**Exercise goal**
Repeat the listing below in full, exactly as it stands.

┌─ Record extracts

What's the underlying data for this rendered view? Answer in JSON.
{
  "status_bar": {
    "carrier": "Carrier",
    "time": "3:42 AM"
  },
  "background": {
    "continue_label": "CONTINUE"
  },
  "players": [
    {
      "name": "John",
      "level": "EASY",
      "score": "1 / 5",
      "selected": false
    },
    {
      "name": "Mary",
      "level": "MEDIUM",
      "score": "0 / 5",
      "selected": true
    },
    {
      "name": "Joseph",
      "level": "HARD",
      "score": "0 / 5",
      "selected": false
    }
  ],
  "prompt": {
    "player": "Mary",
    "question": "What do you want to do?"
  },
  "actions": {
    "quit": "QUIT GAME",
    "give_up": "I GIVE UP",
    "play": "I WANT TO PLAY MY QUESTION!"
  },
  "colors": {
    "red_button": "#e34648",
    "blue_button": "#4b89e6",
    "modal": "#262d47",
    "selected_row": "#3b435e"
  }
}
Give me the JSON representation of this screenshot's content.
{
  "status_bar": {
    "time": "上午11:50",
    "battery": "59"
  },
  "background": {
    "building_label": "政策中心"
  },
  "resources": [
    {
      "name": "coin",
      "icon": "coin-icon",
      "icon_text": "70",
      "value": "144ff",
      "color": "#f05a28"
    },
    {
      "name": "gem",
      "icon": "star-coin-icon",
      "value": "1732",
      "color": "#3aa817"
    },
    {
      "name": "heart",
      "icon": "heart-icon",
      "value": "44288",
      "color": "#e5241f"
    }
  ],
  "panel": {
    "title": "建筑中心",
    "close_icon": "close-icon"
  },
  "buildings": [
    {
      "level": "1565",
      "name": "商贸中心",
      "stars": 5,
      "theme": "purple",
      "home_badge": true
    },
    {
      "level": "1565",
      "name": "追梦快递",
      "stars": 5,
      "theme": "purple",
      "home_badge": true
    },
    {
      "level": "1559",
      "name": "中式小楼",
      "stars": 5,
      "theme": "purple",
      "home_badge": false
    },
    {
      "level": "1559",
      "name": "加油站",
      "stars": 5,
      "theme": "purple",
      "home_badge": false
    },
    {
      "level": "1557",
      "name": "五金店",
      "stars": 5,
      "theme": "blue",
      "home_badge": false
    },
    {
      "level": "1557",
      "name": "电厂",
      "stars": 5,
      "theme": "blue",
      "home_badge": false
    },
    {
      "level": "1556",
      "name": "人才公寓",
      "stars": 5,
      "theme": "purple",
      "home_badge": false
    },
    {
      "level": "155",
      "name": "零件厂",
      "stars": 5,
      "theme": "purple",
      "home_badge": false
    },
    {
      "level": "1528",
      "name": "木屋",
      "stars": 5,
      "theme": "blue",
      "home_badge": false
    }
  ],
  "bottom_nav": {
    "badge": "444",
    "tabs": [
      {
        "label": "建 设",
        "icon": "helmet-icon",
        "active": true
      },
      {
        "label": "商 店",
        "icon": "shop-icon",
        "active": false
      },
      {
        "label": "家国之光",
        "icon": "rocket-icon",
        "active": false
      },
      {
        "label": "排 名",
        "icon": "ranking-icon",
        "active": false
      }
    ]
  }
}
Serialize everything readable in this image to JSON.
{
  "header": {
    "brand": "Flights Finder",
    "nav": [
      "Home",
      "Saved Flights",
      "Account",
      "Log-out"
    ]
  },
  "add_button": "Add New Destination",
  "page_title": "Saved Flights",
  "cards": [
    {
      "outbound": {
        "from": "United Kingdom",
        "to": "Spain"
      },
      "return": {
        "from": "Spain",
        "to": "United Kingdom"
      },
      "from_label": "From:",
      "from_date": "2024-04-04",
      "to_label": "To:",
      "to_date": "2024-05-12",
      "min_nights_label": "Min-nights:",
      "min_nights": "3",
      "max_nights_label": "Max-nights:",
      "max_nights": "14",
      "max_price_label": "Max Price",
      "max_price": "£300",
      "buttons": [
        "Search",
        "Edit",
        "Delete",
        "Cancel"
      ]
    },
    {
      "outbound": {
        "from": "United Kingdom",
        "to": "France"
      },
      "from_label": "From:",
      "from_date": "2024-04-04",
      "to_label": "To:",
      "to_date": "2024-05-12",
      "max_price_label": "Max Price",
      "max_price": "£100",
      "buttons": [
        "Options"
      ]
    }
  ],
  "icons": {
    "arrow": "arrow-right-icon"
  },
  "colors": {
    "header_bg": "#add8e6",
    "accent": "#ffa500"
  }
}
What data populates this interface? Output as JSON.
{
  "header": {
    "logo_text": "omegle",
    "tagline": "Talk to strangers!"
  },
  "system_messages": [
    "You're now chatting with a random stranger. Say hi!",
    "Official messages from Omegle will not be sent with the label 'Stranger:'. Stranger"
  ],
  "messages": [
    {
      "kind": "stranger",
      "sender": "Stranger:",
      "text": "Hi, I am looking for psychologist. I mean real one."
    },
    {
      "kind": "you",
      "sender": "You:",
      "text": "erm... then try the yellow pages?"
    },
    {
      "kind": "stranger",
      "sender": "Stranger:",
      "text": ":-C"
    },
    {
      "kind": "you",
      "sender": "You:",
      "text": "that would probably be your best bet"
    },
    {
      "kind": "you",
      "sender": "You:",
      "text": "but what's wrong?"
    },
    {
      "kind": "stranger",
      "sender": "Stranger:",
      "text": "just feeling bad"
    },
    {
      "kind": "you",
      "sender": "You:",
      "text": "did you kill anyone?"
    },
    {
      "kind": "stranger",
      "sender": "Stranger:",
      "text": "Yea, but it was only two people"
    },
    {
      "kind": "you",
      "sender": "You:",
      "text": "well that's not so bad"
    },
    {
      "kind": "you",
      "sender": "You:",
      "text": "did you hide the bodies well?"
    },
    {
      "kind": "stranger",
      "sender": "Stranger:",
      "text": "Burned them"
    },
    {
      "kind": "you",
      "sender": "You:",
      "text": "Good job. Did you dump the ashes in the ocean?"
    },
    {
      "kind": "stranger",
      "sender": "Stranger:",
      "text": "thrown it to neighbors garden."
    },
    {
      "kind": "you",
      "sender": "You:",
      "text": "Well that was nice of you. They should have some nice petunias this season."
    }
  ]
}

└─

**Exercise answer**
What's the underlying data for this rendered view? Answer in JSON.
{
  "status_bar": {
    "carrier": "Carrier",
    "time": "3:42 AM"
  },
  "background": {
    "continue_label": "CONTINUE"
  },
  "players": [
    {
      "name": "John",
      "level": "EASY",
      "score": "1 / 5",
      "selected": false
    },
    {
      "name": "Mary",
      "level": "MEDIUM",
      "score": "0 / 5",
      "selected": true
    },
    {
      "name": "Joseph",
      "level": "HARD",
      "score": "0 / 5",
      "selected": false
    }
  ],
  "prompt": {
    "player": "Mary",
    "question": "What do you want to do?"
  },
  "actions": {
    "quit": "QUIT GAME",
    "give_up": "I GIVE UP",
    "play": "I WANT TO PLAY MY QUESTION!"
  },
  "colors": {
    "red_button": "#e34648",
    "blue_button": "#4b89e6",
    "modal": "#262d47",
    "selected_row": "#3b435e"
  }
}
Give me the JSON representation of this screenshot's content.
{
  "status_bar": {
    "time": "上午11:50",
    "battery": "59"
  },
  "background": {
    "building_label": "政策中心"
  },
  "resources": [
    {
      "name": "coin",
      "icon": "coin-icon",
      "icon_text": "70",
      "value": "144ff",
      "color": "#f05a28"
    },
    {
      "name": "gem",
      "icon": "star-coin-icon",
      "value": "1732",
      "color": "#3aa817"
    },
    {
      "name": "heart",
      "icon": "heart-icon",
      "value": "44288",
      "color": "#e5241f"
    }
  ],
  "panel": {
    "title": "建筑中心",
    "close_icon": "close-icon"
  },
  "buildings": [
    {
      "level": "1565",
      "name": "商贸中心",
      "stars": 5,
      "theme": "purple",
      "home_badge": true
    },
    {
      "level": "1565",
      "name": "追梦快递",
      "stars": 5,
      "theme": "purple",
      "home_badge": true
    },
    {
      "level": "1559",
      "name": "中式小楼",
      "stars": 5,
      "theme": "purple",
      "home_badge": false
    },
    {
      "level": "1559",
      "name": "加油站",
      "stars": 5,
      "theme": "purple",
      "home_badge": false
    },
    {
      "level": "1557",
      "name": "五金店",
      "stars": 5,
      "theme": "blue",
      "home_badge": false
    },
    {
      "level": "1557",
      "name": "电厂",
      "stars": 5,
      "theme": "blue",
      "home_badge": false
    },
    {
      "level": "1556",
      "name": "人才公寓",
      "stars": 5,
      "theme": "purple",
      "home_badge": false
    },
    {
      "level": "155",
      "name": "零件厂",
      "stars": 5,
      "theme": "purple",
      "home_badge": false
    },
    {
      "level": "1528",
      "name": "木屋",
      "stars": 5,
      "theme": "blue",
      "home_badge": false
    }
  ],
  "bottom_nav": {
    "badge": "444",
    "tabs": [
      {
        "label": "建 设",
        "icon": "helmet-icon",
        "active": true
      },
      {
        "label": "商 店",
        "icon": "shop-icon",
        "active": false
      },
      {
        "label": "家国之光",
        "icon": "rocket-icon",
        "active": false
      },
      {
        "label": "排 名",
        "icon": "ranking-icon",
        "active": false
      }
    ]
  }
}
Serialize everything readable in this image to JSON.
{
  "header": {
    "brand": "Flights Finder",
    "nav": [
      "Home",
      "Saved Flights",
      "Account",
      "Log-out"
    ]
  },
  "add_button": "Add New Destination",
  "page_title": "Saved Flights",
  "cards": [
    {
      "outbound": {
        "from": "United Kingdom",
        "to": "Spain"
      },
      "return": {
        "from": "Spain",
        "to": "United Kingdom"
      },
      "from_label": "From:",
      "from_date": "2024-04-04",
      "to_label": "To:",
      "to_date": "2024-05-12",
      "min_nights_label": "Min-nights:",
      "min_nights": "3",
      "max_nights_label": "Max-nights:",
      "max_nights": "14",
      "max_price_label": "Max Price",
      "max_price": "£300",
      "buttons": [
        "Search",
        "Edit",
        "Delete",
        "Cancel"
      ]
    },
    {
      "outbound": {
        "from": "United Kingdom",
        "to": "France"
      },
      "from_label": "From:",
      "from_date": "2024-04-04",
      "to_label": "To:",
      "to_date": "2024-05-12",
      "max_price_label": "Max Price",
      "max_price": "£100",
      "buttons": [
        "Options"
      ]
    }
  ],
  "icons": {
    "arrow": "arrow-right-icon"
  },
  "colors": {
    "header_bg": "#add8e6",
    "accent": "#ffa500"
  }
}
What data populates this interface? Output as JSON.
{
  "header": {
    "logo_text": "omegle",
    "tagline": "Talk to strangers!"
  },
  "system_messages": [
    "You're now chatting with a random stranger. Say hi!",
    "Official messages from Omegle will not be sent with the label 'Stranger:'. Stranger"
  ],
  "messages": [
    {
      "kind": "stranger",
      "sender": "Stranger:",
      "text": "Hi, I am looking for psychologist. I mean real one."
    },
    {
      "kind": "you",
      "sender": "You:",
      "text": "erm... then try the yellow pages?"
    },
    {
      "kind": "stranger",
      "sender": "Stranger:",
      "text": ":-C"
    },
    {
      "kind": "you",
      "sender": "You:",
      "text": "that would probably be your best bet"
    },
    {
      "kind": "you",
      "sender": "You:",
      "text": "but what's wrong?"
    },
    {
      "kind": "stranger",
      "sender": "Stranger:",
      "text": "just feeling bad"
    },
    {
      "kind": "you",
      "sender": "You:",
      "text": "did you kill anyone?"
    },
    {
      "kind": "stranger",
      "sender": "Stranger:",
      "text": "Yea, but it was only two people"
    },
    {
      "kind": "you",
      "sender": "You:",
      "text": "well that's not so bad"
    },
    {
      "kind": "you",
      "sender": "You:",
      "text": "did you hide the bodies well?"
    },
    {
      "kind": "stranger",
      "sender": "Stranger:",
      "text": "Burned them"
    },
    {
      "kind": "you",
      "sender": "You:",
      "text": "Good job. Did you dump the ashes in the ocean?"
    },
    {
      "kind": "stranger",
      "sender": "Stranger:",
      "text": "thrown it to neighbors garden."
    },
    {
      "kind": "you",
      "sender": "You:",
      "text": "Well that was nice of you. They should have some nice petunias this season."
    }
  ]
}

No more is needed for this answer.